O EXERCÍCIO:
Dê seguimento ao texto sobre as cozinheiras de antigamente e os chefes de hoje, a partir da última frase apresentada.

CHEFES vs COZINHEIRAS
Um texto de Ruy Vieira Nery sobre as cozinheiras à antiga e os chefes da moda:
"Antigamente as cozinheiras dos bons restaurantes portugueses eram umas Senhoras rechonchudas e coradas, em geral já de idade respeitável, com nomes bem portugueses ainda a cheirar a aldeia – a D. Adozinda, a D. Felismina, a D. Gertrudes – e por vezes com uma sombra de buço que parecia fazer parte dos atributos da senioridade na profissão. Tinham começado por baixo e aprendido o ofício lentamente, espreitando por cima do ombro dos mais velhos. E tinham apurado a mão ao longo dos anos, para saberem gerir cada vez com mais mestria a arte do tempero, a ciência dos tempos de cozedura, os mistérios da regulação do lume. A escolha dos ingredientes baseava-se numa sabedoria antiga, de experiência feita, que determinava o que “pertencia” a cada prato, o que “ia” com quê, os sabores que “ligavam” ou não entre si. Traziam para a mesa verdadeiras obras de arte de culinária portuguesa, com um brio que disfarçavam com a falsa modéstia dos diminutivos – “Ora aqui está o cabritinho”, “Vamos lá ver se gosta do bacalhauzinho”, “Olhe que o agriãozinho é do meu quintal”. Ficavam depois a olhar discretamente para para nós, para nos verem na cara os sinais do prazer de cada petisco, mesmo quando à partida já tinham a certeza do triunfo, porque cada novo cliente satisfeito era como uma medalha de honra adicional. E a melhor recompensa das boas Senhoras era o apetite com que nos viam: “Mais um filetezinho?” “Mais uma batatinha assada?”.
Hoje em dia, ao que parece, nestes tempos de terminologias filtradas, já não há cozinheiros, há “chefes”, e a respectiva média etária ronda a dos demais jovens empresários de sucesso com que os vemos cruzarem-se indistintamente nas páginas da “Caras” e da “Olá”. Os nomes próprios seguem um abcedário previsivel – Afonso, Bernardo, Caetano, Diogo, Estêvao, Frederico, Gonçalo, … – e os apelidos parecem um anuário do Conselho de Nobreza, com uma profusão ostensiva de arcaismos ortográficos que funcionam como outros tantos marcadores de distinção – Vasconcellos, Athaydes, Souzas, Telles, Athouguias, Sylvas… Quase nunca os vemos, claro, porque os deuses só raramente descem do Olimpo, mas somos recebidos por um exército de divindades menores cuja principal função é darem-nos a entender o enorme privilégio que é podermos aceder a semelhante espaço tão acima do nosso habitat social natural. A explicação da lista é, por isso, um longo recitativo barroco, debitado em registo enjoado, em que, mais do que dar-nos uma ideia aproximada das escolhas possíveis, se pretende esmagar-nos com a consciência da nossa pressuposta inadequação à cerimónia em curso.

LISTA DE ITENS:

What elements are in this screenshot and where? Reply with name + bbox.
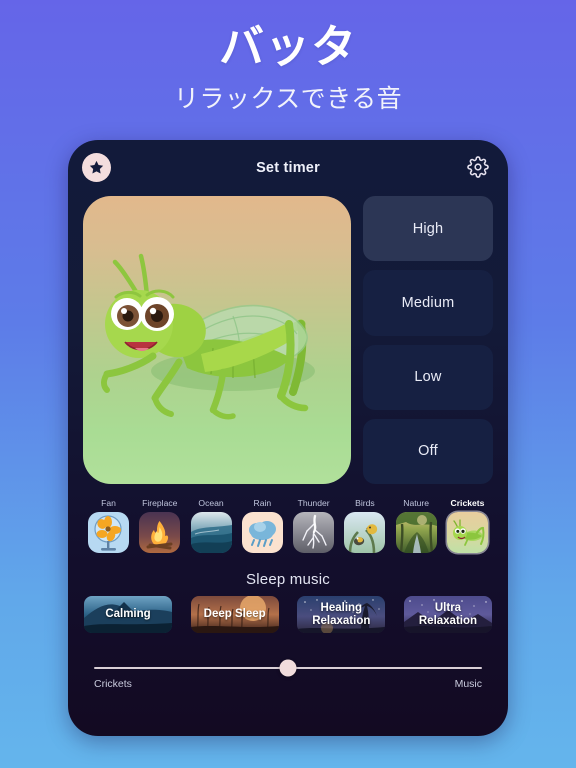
timer-option-low[interactable]: Low xyxy=(363,344,493,410)
slider-label-left: Crickets xyxy=(94,678,132,690)
card-body: High Medium Low Off xyxy=(68,196,508,484)
music-card-deep-sleep[interactable]: Deep Sleep xyxy=(190,596,279,633)
sound-item-birds[interactable]: Birds xyxy=(342,498,387,553)
timer-option-off[interactable]: Off xyxy=(363,418,493,484)
timer-option-medium[interactable]: Medium xyxy=(363,270,493,336)
birds-icon xyxy=(344,512,386,553)
fireplace-icon xyxy=(139,512,181,553)
sleep-music-title: Sleep music xyxy=(246,571,330,588)
slider-track[interactable] xyxy=(94,659,482,677)
card-header: Set timer xyxy=(68,140,508,196)
sound-item-rain[interactable]: Rain xyxy=(240,498,285,553)
star-badge-icon[interactable] xyxy=(82,153,111,182)
page-title: バッタ xyxy=(218,21,357,72)
app-card: Set timer High Medium Low Off Fan Firepl… xyxy=(68,140,508,736)
sound-item-nature[interactable]: Nature xyxy=(394,498,439,553)
music-label: Deep Sleep xyxy=(203,608,266,621)
sound-item-ocean[interactable]: Ocean xyxy=(189,498,234,553)
sound-label: Thunder xyxy=(297,498,330,508)
sound-label: Fan xyxy=(101,498,116,508)
sound-item-crickets[interactable]: Crickets xyxy=(445,498,490,553)
slider-labels: Crickets Music xyxy=(94,678,482,690)
sound-item-thunder[interactable]: Thunder xyxy=(291,498,336,553)
hero-section: バッタ リラックスできる音 xyxy=(0,0,576,115)
nature-icon xyxy=(395,512,437,553)
timer-option-high[interactable]: High xyxy=(363,196,493,262)
sound-label: Crickets xyxy=(450,498,485,508)
slider-thumb[interactable] xyxy=(279,659,297,677)
sound-item-fan[interactable]: Fan xyxy=(86,498,131,553)
sound-item-fireplace[interactable]: Fireplace xyxy=(137,498,182,553)
fan-icon xyxy=(88,512,129,553)
ocean-icon xyxy=(190,512,232,553)
music-label: Calming xyxy=(105,608,151,621)
sound-label: Nature xyxy=(403,498,430,508)
thunder-icon xyxy=(293,512,335,553)
card-title: Set timer xyxy=(256,160,320,176)
gear-icon[interactable] xyxy=(463,152,493,182)
timer-options: High Medium Low Off xyxy=(363,196,493,484)
rain-icon xyxy=(241,512,283,553)
music-card-healing-relaxation[interactable]: Healing Relaxation xyxy=(297,596,386,633)
music-card-calming[interactable]: Calming xyxy=(84,596,172,633)
slider-label-right: Music xyxy=(454,678,482,690)
music-label: Healing Relaxation xyxy=(312,602,371,627)
sound-label: Birds xyxy=(355,498,375,508)
music-label: Ultra Relaxation xyxy=(418,602,478,627)
page-subtitle: リラックスできる音 xyxy=(173,85,403,114)
sound-list: Fan Fireplace Ocean Rain Thunder Birds N… xyxy=(68,484,508,553)
cricket-icon xyxy=(446,512,488,553)
sleep-music-list: Calming Deep Sleep Healing Relaxation Ul… xyxy=(68,588,508,633)
sound-label: Fireplace xyxy=(142,498,178,508)
grasshopper-illustration xyxy=(83,196,351,484)
sound-label: Rain xyxy=(253,498,272,508)
music-card-ultra-relaxation[interactable]: Ultra Relaxation xyxy=(403,596,492,633)
mix-slider: Crickets Music xyxy=(68,633,508,690)
sound-label: Ocean xyxy=(198,498,224,508)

RESPOSTA DO EXERCÍCIO:
A regra de ouro é, claro, o inusitado das propostas culinárias em jogo e, preferivelmente, a sua absoluta ininteligibilidade para o cidadão comum. Mandam, pois, o bom senso e o próprio instinto de auto-defesa que se delegue na casa a escolha do menu, sabendo-se, no entanto, que não vale a pena sonhar com que pelo meio nos apareça um pobre cabrito assado no forno, um humilde sável com açorda, ou uma honesta posta de bacalhau preparada segundo qulquer das “Cem Maneiras” santificadas das nossas Avós. Seja o que Deus quiser! E começam então a chegar a “profiterolle de anchova em cama de gomos de tangerina caramelizados, com espuma de champagne”, o “ceviche de vieira com molho quente de chocolate branco e raspa de trufa”, a “ratatouille de pepino e framboesa polvilhada com canela e manjericão”, e por aí fora, em geral com largos minutos de intervalo entre cada prato e o seguinte, para nos dar tempo de meditar sobre a experiência numa espécie de retiro espiritual momentâneo…
E é de experiência que se pode aqui falar no sentido mais fugaz do termo. Deliciosa ou intragável, a oferta tende a ser, por princípio, “one time only”, porque quando o empregado anuncia, na sua meia voz enfadada, o “camarão salteado em calda de frutos silvestres e açafrão”, o uso do singular não é metafórico – é mesmo um exemplar único da espécie que se nos apresenta em toda a sua glória, ainda que possa reinar isolado no meio de um prato em que em tempos caberia um costeletão de novilho com os respectivos acompanhamentos. Se se detestar, há pelo menos a consolação de que não haverá qualquer hipótese de reincidência do crime; se se adorar – o que há que reconhecer que muitas vezes acontece – ficará apenas a memória fugidia do prazer inesperado. A função do “chefe” é proporcionar-nos no palato esta sucessão de sensações momentâneas irrepetíveis, todas elas em doses cuidadosamente homeopáticas, um pouco como as configurações sempre novas de um caleidoscópio – ou, se se preferir uma imagem mais forte, como a versão gastronómica de uma poderosa substância alucinogénea, daquelas que faziam as delícias da geração hippie dos anos 60 quando lhe davam a ver, ora elefantes cor-de-rosa, ora hipopótamos azul-celeste. Wow!
Que saudades das Donas Adozindas, das Donas Felisminas, das Donas Gertrudes, mais camponesas ainda do que citadinas, com a sua sabedoria, as suas receitas de família, a sua simplicidade, a sua fartura, o seu gosto de servir bem, o seu sentido de tradição e de comunidade!"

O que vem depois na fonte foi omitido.